» **Selected excerpt**:
Mountain in Sarawak, Malaysia

Mount Mulu (Gunung Mulu) is a sandstone and shale mountain. At 2376 m, it is the second highest mountain in the state of Sarawak, after Mount Murud. It is located within the boundaries of Gunung Mulu National Park, which is named after it.

==History==
In the 19th century, Spenser St. John and Charles Hose attempted to conquer Mount Mulu. However, their attempts failed. Only in the 1920s did a Berawan rhino hunter named Tama Nilong discover the south-west ridge near the mountain which eventually led to the summit. In 1932, Tama Nilong led Lord Shackleton and an Oxford University Expedition to the summit of Mount Mulu.

==Climbing route==
There is only one trek leading to the summit of Mount Mulu. The summit is located at 24 km away from the park headquarters. The trek starts from the national park headquarters to reach Camp 3. It is a 12 km hike through the primary forests with an elevation of 1,200 metres. The mossy forest starts from Camp 3. It will be a few hours to climb to reach Camp 4. After Camp 4, there are a few vertical climbs which requires knotted ropes which eventually leads to the summit. Camp 1 is located along the descending trek from the summit of Mount Mulu. There is another 3-hour hike to reach the park headquarters from Camp 1.

» **Dataset**:
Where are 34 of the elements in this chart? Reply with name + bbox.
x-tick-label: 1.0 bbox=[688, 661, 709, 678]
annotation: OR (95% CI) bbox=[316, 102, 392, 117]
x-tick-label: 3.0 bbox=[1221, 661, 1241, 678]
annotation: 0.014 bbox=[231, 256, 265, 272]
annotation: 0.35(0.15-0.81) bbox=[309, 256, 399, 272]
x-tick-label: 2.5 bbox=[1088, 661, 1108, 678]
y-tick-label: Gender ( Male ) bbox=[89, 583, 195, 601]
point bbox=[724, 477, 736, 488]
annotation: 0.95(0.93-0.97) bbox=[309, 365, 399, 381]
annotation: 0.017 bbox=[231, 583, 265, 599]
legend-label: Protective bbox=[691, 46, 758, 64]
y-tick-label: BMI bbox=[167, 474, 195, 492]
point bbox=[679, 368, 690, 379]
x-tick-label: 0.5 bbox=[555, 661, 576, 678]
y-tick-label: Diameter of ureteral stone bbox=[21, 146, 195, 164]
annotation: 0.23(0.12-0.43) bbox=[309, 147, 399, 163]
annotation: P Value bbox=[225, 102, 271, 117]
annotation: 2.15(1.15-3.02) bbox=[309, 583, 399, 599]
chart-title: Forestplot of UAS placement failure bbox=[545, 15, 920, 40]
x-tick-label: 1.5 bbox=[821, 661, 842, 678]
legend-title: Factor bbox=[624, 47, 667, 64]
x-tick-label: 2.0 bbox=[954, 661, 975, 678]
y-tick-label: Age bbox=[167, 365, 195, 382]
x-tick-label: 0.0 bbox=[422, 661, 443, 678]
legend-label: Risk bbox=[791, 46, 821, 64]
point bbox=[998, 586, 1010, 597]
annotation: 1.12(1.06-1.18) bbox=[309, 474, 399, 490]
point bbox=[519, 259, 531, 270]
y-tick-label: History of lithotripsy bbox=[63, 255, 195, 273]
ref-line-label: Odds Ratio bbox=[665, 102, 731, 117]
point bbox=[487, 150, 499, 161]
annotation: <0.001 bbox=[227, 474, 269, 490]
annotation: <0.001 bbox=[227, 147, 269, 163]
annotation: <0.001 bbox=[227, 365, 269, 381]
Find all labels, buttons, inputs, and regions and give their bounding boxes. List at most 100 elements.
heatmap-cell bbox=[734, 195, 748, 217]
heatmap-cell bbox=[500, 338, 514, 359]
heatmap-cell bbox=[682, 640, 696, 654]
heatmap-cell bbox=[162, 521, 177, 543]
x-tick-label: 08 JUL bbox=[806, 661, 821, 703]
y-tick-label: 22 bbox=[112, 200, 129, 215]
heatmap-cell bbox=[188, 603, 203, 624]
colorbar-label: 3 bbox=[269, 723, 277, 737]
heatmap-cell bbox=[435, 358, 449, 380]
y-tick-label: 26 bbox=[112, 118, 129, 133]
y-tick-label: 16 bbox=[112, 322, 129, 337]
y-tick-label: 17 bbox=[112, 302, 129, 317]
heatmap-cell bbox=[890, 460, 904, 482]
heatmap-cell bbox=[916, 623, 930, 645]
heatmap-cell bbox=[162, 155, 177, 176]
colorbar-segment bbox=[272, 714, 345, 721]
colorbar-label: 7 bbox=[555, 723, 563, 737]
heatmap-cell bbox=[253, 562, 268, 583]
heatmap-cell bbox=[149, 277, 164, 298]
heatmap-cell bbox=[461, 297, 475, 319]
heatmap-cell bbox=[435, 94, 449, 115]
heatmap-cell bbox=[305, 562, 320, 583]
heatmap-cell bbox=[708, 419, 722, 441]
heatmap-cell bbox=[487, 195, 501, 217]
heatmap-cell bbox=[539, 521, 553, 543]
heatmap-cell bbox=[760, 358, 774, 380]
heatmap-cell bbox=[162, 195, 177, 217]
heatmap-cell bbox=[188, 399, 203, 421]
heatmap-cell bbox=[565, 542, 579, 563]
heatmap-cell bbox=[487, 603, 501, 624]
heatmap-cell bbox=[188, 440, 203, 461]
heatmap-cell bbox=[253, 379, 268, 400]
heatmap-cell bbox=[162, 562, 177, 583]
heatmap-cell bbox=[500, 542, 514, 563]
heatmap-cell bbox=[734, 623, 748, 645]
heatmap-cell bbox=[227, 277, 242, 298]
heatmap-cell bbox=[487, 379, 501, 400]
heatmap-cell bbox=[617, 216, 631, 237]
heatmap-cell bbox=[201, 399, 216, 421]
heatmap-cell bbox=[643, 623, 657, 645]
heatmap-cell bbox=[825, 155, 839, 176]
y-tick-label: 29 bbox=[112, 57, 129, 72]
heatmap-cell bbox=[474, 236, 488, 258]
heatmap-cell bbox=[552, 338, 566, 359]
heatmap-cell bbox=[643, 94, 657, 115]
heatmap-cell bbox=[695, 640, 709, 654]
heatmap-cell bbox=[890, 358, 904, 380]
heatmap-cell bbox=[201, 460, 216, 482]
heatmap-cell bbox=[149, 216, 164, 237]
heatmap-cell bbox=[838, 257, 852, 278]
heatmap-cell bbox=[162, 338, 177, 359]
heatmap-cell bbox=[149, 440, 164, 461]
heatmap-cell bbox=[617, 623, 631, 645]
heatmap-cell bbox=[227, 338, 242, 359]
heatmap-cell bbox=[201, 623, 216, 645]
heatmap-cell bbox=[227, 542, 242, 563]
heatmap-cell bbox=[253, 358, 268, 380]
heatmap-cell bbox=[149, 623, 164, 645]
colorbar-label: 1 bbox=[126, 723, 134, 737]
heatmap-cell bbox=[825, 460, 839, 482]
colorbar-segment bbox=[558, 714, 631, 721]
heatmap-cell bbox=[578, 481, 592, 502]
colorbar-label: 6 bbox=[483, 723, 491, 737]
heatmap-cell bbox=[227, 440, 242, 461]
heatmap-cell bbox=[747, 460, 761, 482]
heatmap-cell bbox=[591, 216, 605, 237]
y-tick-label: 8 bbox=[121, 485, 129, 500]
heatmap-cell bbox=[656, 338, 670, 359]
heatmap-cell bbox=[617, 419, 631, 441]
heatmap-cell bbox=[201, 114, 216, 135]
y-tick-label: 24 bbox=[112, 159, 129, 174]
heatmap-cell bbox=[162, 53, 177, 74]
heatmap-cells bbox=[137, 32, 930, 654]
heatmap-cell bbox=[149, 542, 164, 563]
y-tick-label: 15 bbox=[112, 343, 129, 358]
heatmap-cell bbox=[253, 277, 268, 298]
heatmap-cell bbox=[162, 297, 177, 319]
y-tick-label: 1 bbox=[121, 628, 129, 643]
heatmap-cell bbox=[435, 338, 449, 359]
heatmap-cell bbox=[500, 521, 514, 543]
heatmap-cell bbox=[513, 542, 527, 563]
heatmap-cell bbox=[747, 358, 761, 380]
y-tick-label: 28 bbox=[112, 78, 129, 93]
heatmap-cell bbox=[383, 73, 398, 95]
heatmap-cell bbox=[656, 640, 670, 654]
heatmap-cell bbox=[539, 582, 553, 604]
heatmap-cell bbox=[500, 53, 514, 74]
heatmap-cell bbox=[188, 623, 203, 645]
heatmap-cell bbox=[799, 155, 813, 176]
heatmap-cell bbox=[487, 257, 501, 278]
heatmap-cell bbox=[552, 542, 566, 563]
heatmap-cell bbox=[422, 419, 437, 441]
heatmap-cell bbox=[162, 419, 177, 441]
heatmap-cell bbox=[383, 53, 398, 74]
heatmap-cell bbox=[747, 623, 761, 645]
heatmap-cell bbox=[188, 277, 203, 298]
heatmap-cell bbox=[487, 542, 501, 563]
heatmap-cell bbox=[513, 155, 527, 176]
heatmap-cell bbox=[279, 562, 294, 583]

» **Tasks**:
• 1. In the Mount Mulu text, rewrite the passage that begins with "Mountain in Sarawak, Malaysia" and ends with "named after it.", replacing "sandstone" with "limestone".
• 2. Continue the Mount Mulu article from the point where it stops.

» **Per-task outputs**:
• 1.
Mountain in Sarawak, Malaysia

Mount Mulu (Gunung Mulu) is a limestone and shale mountain. At 2376 m, it is the second highest mountain in the state of Sarawak, after Mount Murud. It is located within the boundaries of Gunung Mulu National Park, which is named after it.

• 2.
==Biodiversity==
Mulu's limestone karst and isolated mountain peaks are home to many unique and endangered plants and animals. The mountain has biological systems range from lowland dipterocarp forest to montane vegetations. The mountain is notable for its pitcher plant diversity. Five species have been recorded from Mount Mulu: Nepenthes hurrelliana, Nepenthes lowii, Nepenthes muluensis, Nepenthes tentaculata, and Nepenthes vogelii.